== What to produce ==
Go through the records and extract every line with the word "band".

╭─ Dataset content

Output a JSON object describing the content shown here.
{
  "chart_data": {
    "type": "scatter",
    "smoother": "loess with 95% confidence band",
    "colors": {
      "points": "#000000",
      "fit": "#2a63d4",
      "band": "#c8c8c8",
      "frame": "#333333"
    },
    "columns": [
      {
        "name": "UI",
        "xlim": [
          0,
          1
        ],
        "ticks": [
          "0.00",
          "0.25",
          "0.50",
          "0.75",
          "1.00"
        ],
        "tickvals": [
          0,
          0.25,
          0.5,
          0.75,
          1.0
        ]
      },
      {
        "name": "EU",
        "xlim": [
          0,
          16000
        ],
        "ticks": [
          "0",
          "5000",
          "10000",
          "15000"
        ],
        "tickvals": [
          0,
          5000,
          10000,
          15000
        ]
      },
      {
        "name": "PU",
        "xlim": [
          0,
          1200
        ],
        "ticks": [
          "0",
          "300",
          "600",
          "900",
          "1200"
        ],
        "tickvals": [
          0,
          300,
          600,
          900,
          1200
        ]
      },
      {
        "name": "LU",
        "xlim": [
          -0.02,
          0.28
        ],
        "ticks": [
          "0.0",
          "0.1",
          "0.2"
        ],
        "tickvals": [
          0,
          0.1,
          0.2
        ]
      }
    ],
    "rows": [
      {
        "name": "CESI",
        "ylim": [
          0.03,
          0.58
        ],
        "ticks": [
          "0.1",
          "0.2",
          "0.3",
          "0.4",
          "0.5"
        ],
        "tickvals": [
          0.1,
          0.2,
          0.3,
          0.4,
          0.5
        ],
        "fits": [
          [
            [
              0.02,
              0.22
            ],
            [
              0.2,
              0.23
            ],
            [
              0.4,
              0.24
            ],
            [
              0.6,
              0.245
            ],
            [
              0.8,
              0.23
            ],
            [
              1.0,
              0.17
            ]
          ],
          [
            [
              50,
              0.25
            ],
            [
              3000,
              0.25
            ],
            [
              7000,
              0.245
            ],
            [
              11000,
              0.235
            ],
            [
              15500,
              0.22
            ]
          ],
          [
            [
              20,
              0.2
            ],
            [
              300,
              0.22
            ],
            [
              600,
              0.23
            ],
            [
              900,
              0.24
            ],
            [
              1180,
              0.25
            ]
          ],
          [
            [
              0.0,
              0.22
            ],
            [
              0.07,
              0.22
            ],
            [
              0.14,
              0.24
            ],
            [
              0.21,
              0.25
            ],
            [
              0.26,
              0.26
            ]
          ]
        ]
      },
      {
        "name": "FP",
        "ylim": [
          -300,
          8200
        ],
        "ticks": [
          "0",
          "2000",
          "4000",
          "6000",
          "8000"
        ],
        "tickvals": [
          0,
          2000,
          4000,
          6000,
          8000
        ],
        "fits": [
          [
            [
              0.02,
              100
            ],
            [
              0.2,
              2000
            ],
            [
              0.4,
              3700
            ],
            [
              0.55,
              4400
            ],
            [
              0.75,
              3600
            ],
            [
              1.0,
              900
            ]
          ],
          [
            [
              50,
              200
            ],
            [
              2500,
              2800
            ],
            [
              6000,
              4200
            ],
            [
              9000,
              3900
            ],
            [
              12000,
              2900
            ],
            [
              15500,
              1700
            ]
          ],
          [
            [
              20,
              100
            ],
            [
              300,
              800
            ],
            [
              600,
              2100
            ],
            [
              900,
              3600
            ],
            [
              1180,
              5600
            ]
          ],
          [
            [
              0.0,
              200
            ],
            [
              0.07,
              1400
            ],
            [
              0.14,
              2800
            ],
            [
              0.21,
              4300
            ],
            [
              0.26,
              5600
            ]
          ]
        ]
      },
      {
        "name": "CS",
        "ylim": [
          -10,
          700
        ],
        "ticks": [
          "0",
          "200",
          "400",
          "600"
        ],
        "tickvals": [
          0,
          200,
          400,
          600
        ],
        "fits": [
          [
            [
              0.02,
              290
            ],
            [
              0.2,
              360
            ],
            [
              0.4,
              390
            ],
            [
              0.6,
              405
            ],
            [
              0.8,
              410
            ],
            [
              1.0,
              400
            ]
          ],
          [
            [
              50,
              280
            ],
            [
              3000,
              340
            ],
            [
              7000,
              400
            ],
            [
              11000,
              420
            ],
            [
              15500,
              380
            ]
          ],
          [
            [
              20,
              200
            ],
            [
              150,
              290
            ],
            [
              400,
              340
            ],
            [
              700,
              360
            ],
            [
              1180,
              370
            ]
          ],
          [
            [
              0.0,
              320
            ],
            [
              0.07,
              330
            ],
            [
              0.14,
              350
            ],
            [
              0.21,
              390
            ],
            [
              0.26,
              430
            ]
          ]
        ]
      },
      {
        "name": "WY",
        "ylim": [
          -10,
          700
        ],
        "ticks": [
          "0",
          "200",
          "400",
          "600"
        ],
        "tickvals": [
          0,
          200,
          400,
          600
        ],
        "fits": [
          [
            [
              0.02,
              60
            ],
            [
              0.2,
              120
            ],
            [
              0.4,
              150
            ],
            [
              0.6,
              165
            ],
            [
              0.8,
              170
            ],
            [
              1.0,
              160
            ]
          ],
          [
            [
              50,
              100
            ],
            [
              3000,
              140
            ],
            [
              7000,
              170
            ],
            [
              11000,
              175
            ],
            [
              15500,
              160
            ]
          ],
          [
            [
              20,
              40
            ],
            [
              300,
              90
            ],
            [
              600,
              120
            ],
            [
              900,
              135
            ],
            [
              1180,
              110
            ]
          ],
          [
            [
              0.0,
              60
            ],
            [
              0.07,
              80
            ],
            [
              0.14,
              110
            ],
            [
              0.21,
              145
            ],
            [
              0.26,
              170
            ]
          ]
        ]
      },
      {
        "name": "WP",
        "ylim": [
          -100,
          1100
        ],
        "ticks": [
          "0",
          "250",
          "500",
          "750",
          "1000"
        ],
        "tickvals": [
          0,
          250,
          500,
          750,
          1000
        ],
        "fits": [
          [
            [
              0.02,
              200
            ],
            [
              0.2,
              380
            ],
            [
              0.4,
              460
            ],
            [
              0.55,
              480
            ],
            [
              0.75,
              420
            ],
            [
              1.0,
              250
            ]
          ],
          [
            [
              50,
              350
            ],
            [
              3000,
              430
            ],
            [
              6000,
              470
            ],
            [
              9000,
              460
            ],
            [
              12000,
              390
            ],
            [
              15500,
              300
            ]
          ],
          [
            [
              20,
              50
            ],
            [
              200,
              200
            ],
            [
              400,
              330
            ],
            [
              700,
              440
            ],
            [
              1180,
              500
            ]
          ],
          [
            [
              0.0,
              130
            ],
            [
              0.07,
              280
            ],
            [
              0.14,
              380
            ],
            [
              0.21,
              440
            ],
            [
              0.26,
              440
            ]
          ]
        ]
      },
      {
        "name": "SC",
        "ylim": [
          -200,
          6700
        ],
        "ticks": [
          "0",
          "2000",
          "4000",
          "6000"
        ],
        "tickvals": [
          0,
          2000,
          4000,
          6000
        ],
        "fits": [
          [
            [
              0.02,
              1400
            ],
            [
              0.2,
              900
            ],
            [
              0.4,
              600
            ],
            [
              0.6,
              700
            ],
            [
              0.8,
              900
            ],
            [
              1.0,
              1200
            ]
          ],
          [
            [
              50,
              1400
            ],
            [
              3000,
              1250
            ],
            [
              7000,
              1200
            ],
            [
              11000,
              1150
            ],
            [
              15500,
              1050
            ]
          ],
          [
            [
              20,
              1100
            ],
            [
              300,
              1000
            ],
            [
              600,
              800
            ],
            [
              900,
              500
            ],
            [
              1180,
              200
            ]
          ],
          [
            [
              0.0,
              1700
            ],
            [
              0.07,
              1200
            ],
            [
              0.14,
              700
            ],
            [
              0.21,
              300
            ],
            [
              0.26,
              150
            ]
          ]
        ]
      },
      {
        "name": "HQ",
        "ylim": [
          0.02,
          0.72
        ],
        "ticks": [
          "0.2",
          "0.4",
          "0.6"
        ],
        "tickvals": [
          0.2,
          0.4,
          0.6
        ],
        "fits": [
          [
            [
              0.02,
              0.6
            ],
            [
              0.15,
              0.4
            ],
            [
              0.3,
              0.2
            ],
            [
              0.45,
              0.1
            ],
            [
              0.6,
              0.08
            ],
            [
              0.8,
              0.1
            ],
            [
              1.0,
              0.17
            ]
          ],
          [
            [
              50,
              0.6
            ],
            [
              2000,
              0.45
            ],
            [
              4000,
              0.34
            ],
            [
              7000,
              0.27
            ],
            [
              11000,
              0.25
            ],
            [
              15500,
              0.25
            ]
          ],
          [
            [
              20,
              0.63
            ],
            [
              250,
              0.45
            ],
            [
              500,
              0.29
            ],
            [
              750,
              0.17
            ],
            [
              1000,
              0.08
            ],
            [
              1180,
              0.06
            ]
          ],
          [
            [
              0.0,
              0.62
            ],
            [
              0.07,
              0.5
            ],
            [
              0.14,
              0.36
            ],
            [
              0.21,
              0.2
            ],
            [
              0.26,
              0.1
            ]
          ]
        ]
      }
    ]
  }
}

╰─

== Expected output ==
    "smoother": "loess with 95% confidence band",
      "band": "#c8c8c8",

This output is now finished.